■ **Your objective**:
Copy out all lines of the records in which the word "grid" appears.

■ **Task inputs**:

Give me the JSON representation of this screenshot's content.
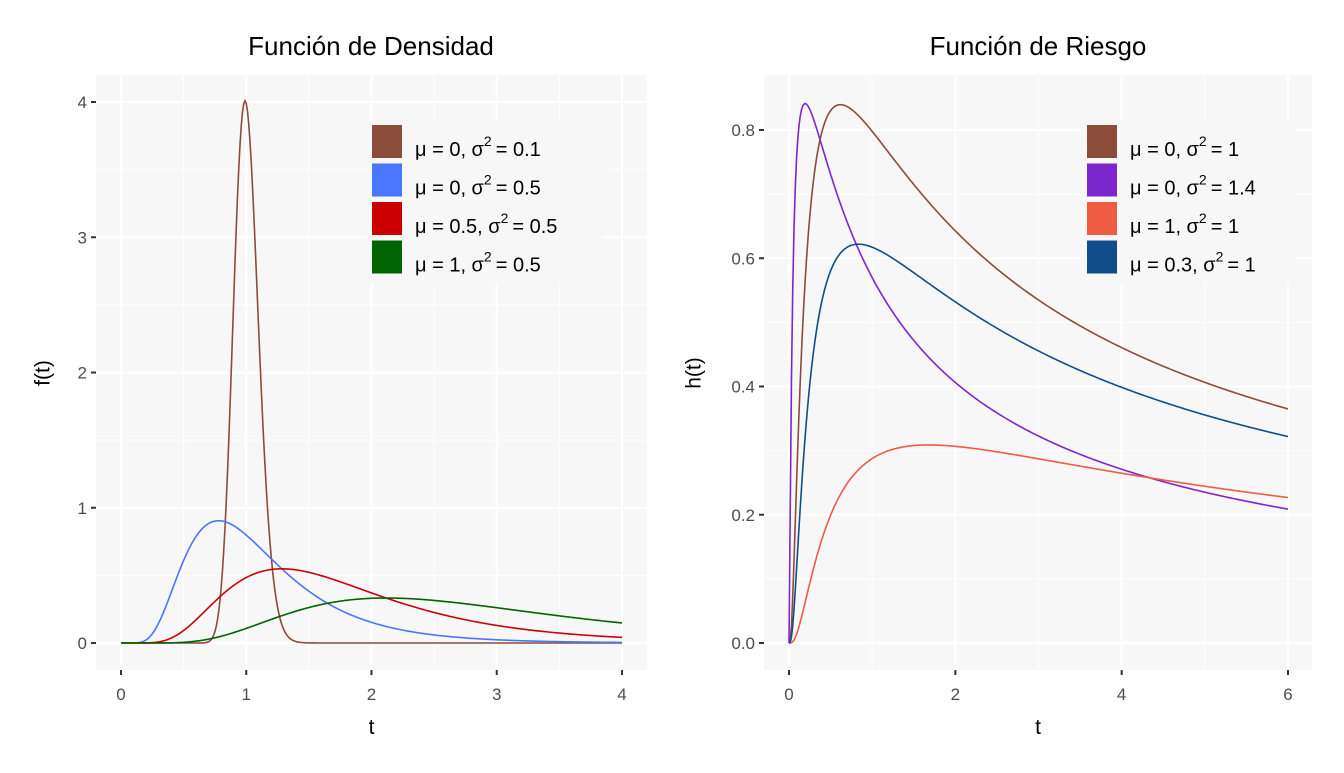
{
  "chart_data": [
    {
      "type": "line",
      "title": "Función de Densidad",
      "xlabel": "t",
      "ylabel": "f(t)",
      "xlim": [
        0,
        4
      ],
      "ylim": [
        0,
        4
      ],
      "xticks": [
        "0",
        "1",
        "2",
        "3",
        "4"
      ],
      "yticks": [
        "0",
        "1",
        "2",
        "3",
        "4"
      ],
      "grid": true,
      "legend_position": "top-right",
      "function": "lognormal density",
      "series": [
        {
          "name": "μ = 0, σ² = 0.1",
          "mu_label": "μ = 0, σ",
          "sigma_label": "= 0.1",
          "meanlog": 0,
          "sdlog": 0.1,
          "color": "#8B4C39"
        },
        {
          "name": "μ = 0, σ² = 0.5",
          "mu_label": "μ = 0, σ",
          "sigma_label": "= 0.5",
          "meanlog": 0,
          "sdlog": 0.5,
          "color": "#4876FF"
        },
        {
          "name": "μ = 0.5, σ² = 0.5",
          "mu_label": "μ = 0.5, σ",
          "sigma_label": "= 0.5",
          "meanlog": 0.5,
          "sdlog": 0.5,
          "color": "#CD0000"
        },
        {
          "name": "μ = 1, σ² = 0.5",
          "mu_label": "μ = 1, σ",
          "sigma_label": "= 0.5",
          "meanlog": 1,
          "sdlog": 0.5,
          "color": "#006400"
        }
      ]
    },
    {
      "type": "line",
      "title": "Función de Riesgo",
      "xlabel": "t",
      "ylabel": "h(t)",
      "xlim": [
        0,
        6
      ],
      "ylim": [
        0,
        0.84
      ],
      "xticks": [
        "0",
        "2",
        "4",
        "6"
      ],
      "yticks": [
        "0.0",
        "0.2",
        "0.4",
        "0.6",
        "0.8"
      ],
      "grid": true,
      "legend_position": "top-right",
      "function": "lognormal hazard",
      "series": [
        {
          "name": "μ = 0, σ² = 1",
          "mu_label": "μ = 0, σ",
          "sigma_label": "= 1",
          "meanlog": 0,
          "sdlog": 1,
          "color": "#8B4C39"
        },
        {
          "name": "μ = 0, σ² = 1.4",
          "mu_label": "μ = 0, σ",
          "sigma_label": "= 1.4",
          "meanlog": 0,
          "sdlog": 1.4,
          "color": "#7D26CD"
        },
        {
          "name": "μ = 1, σ² = 1",
          "mu_label": "μ = 1, σ",
          "sigma_label": "= 1",
          "meanlog": 1,
          "sdlog": 1,
          "color": "#EE5C42"
        },
        {
          "name": "μ = 0.3, σ² = 1",
          "mu_label": "μ = 0.3, σ",
          "sigma_label": "= 1",
          "meanlog": 0.3,
          "sdlog": 1,
          "color": "#104E8B"
        }
      ]
    }
  ]
}
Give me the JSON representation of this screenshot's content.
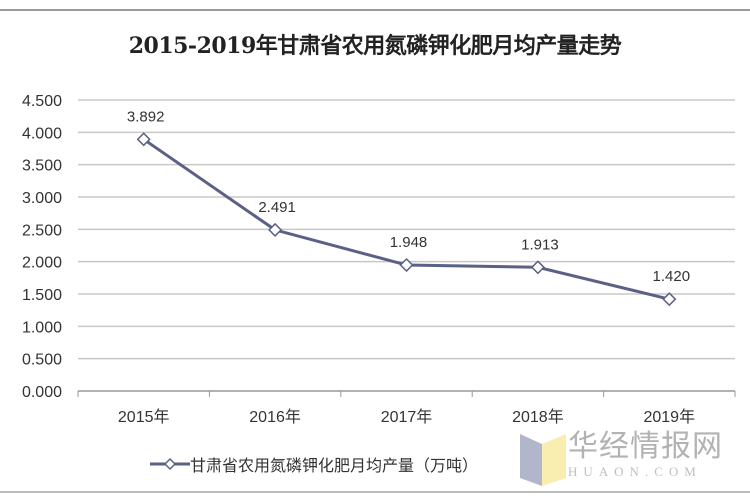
{
  "chart_data": {
    "type": "line",
    "title": "2015-2019年甘肃省农用氮磷钾化肥月均产量走势",
    "categories": [
      "2015年",
      "2016年",
      "2017年",
      "2018年",
      "2019年"
    ],
    "series": [
      {
        "name": "甘肃省农用氮磷钾化肥月均产量（万吨）",
        "values": [
          3.892,
          2.491,
          1.948,
          1.913,
          1.42
        ],
        "labels": [
          "3.892",
          "2.491",
          "1.948",
          "1.913",
          "1.420"
        ],
        "color": "#5b6185"
      }
    ],
    "yticks": [
      "0.000",
      "0.500",
      "1.000",
      "1.500",
      "2.000",
      "2.500",
      "3.000",
      "3.500",
      "4.000",
      "4.500"
    ],
    "ylim": [
      0,
      4.5
    ],
    "grid": true,
    "legend": "bottom",
    "marker": "diamond-hollow"
  },
  "watermark": {
    "text": "华经情报网",
    "sub": "HUAON.COM"
  }
}
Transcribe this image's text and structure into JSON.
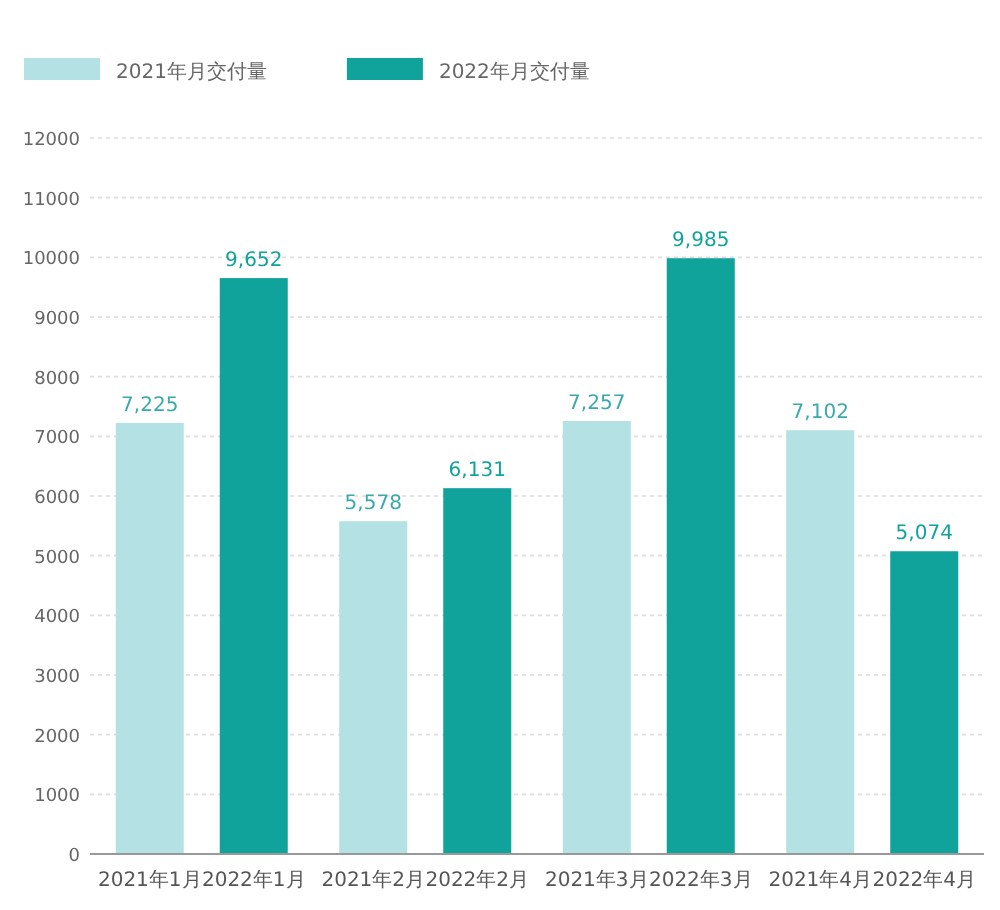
{
  "chart_data": {
    "type": "bar",
    "categories": [
      "2021年1月",
      "2022年1月",
      "2021年2月",
      "2022年2月",
      "2021年3月",
      "2022年3月",
      "2021年4月",
      "2022年4月"
    ],
    "series": [
      {
        "name": "2021年月交付量",
        "color": "#b3e1e4",
        "values": [
          7225,
          null,
          5578,
          null,
          7257,
          null,
          7102,
          null
        ],
        "value_labels": [
          "7,225",
          null,
          "5,578",
          null,
          "7,257",
          null,
          "7,102",
          null
        ]
      },
      {
        "name": "2022年月交付量",
        "color": "#0fa39c",
        "values": [
          null,
          9652,
          null,
          6131,
          null,
          9985,
          null,
          5074
        ],
        "value_labels": [
          null,
          "9,652",
          null,
          "6,131",
          null,
          "9,985",
          null,
          "5,074"
        ]
      }
    ],
    "ylim": [
      0,
      12000
    ],
    "yticks": [
      0,
      1000,
      2000,
      3000,
      4000,
      5000,
      6000,
      7000,
      8000,
      9000,
      10000,
      11000,
      12000
    ],
    "grid": "y",
    "legend": "top left"
  }
}
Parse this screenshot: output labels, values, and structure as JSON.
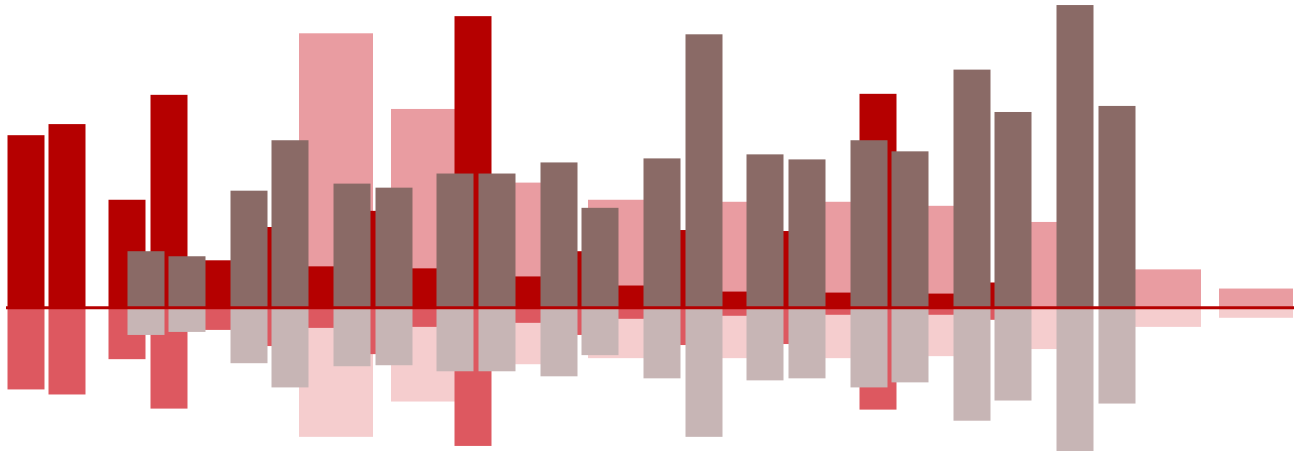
{
  "chart_data": {
    "type": "bar",
    "title": "",
    "xlabel": "",
    "ylabel": "",
    "grid": false,
    "legend": "none",
    "axes_visible": false,
    "mirrored": true,
    "baseline_color": "#b50000",
    "ylim": [
      -145,
      305
    ],
    "series": [
      {
        "layer": "back",
        "color_up": "#e99ca1",
        "color_down": "#f5cdce",
        "points": [
          {
            "x": 336,
            "up": 272,
            "down": 128
          },
          {
            "x": 428,
            "up": 197,
            "down": 93
          },
          {
            "x": 534,
            "up": 124,
            "down": 56
          },
          {
            "x": 625,
            "up": 107,
            "down": 50
          },
          {
            "x": 728,
            "up": 105,
            "down": 50
          },
          {
            "x": 832,
            "up": 105,
            "down": 50
          },
          {
            "x": 935,
            "up": 101,
            "down": 48
          },
          {
            "x": 1039,
            "up": 85,
            "down": 41
          },
          {
            "x": 1164,
            "up": 38,
            "down": 19
          },
          {
            "x": 1256,
            "up": 19,
            "down": 10
          }
        ]
      },
      {
        "layer": "middle",
        "color_up": "#b50000",
        "color_down": "#dd5860",
        "points": [
          {
            "x": 26,
            "up": 171,
            "down": 81
          },
          {
            "x": 67,
            "up": 182,
            "down": 86
          },
          {
            "x": 127,
            "up": 107,
            "down": 51
          },
          {
            "x": 169,
            "up": 211,
            "down": 100
          },
          {
            "x": 220,
            "up": 47,
            "down": 22
          },
          {
            "x": 265,
            "up": 80,
            "down": 38
          },
          {
            "x": 323,
            "up": 41,
            "down": 20
          },
          {
            "x": 370,
            "up": 96,
            "down": 46
          },
          {
            "x": 425,
            "up": 39,
            "down": 19
          },
          {
            "x": 473,
            "up": 289,
            "down": 137
          },
          {
            "x": 528,
            "up": 31,
            "down": 15
          },
          {
            "x": 575,
            "up": 56,
            "down": 27
          },
          {
            "x": 631,
            "up": 22,
            "down": 11
          },
          {
            "x": 680,
            "up": 77,
            "down": 37
          },
          {
            "x": 735,
            "up": 16,
            "down": 8
          },
          {
            "x": 783,
            "up": 76,
            "down": 36
          },
          {
            "x": 838,
            "up": 15,
            "down": 7
          },
          {
            "x": 878,
            "up": 212,
            "down": 101
          },
          {
            "x": 941,
            "up": 14,
            "down": 7
          },
          {
            "x": 988,
            "up": 25,
            "down": 12
          }
        ]
      },
      {
        "layer": "front",
        "color_up": "#8a6a66",
        "color_down": "#c7b5b5",
        "points": [
          {
            "x": 146,
            "up": 56,
            "down": 27
          },
          {
            "x": 187,
            "up": 51,
            "down": 24
          },
          {
            "x": 249,
            "up": 116,
            "down": 55
          },
          {
            "x": 290,
            "up": 166,
            "down": 79
          },
          {
            "x": 352,
            "up": 123,
            "down": 58
          },
          {
            "x": 394,
            "up": 119,
            "down": 57
          },
          {
            "x": 455,
            "up": 133,
            "down": 63
          },
          {
            "x": 497,
            "up": 133,
            "down": 63
          },
          {
            "x": 559,
            "up": 144,
            "down": 68
          },
          {
            "x": 600,
            "up": 99,
            "down": 47
          },
          {
            "x": 662,
            "up": 148,
            "down": 70
          },
          {
            "x": 704,
            "up": 271,
            "down": 128
          },
          {
            "x": 765,
            "up": 152,
            "down": 72
          },
          {
            "x": 807,
            "up": 147,
            "down": 70
          },
          {
            "x": 869,
            "up": 166,
            "down": 79
          },
          {
            "x": 910,
            "up": 155,
            "down": 74
          },
          {
            "x": 972,
            "up": 236,
            "down": 112
          },
          {
            "x": 1013,
            "up": 194,
            "down": 92
          },
          {
            "x": 1075,
            "up": 300,
            "down": 142
          },
          {
            "x": 1117,
            "up": 200,
            "down": 95
          }
        ]
      }
    ]
  }
}
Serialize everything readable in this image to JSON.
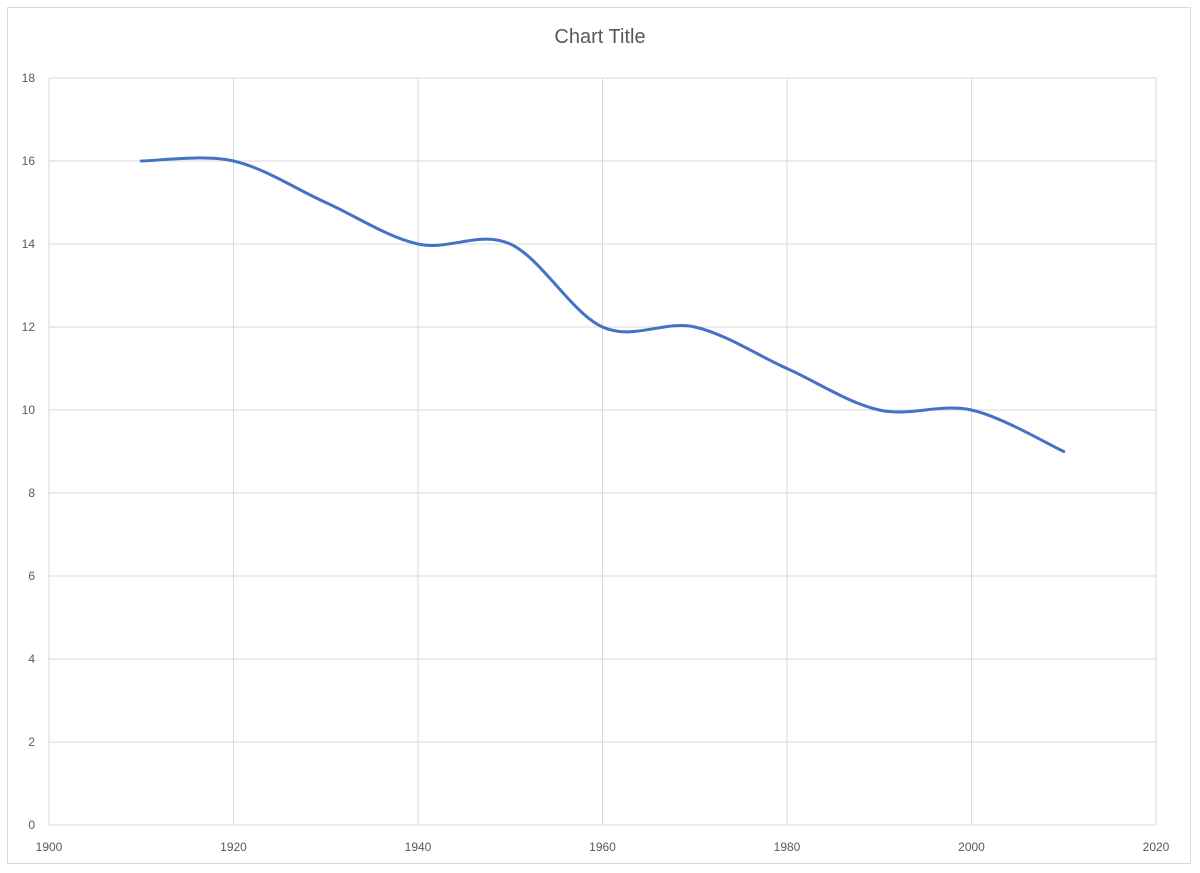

■ **Exercise output**:
      "grid": true,
      "grid": true,
    "grid": true,
    "grid": "y",
    "grid": false,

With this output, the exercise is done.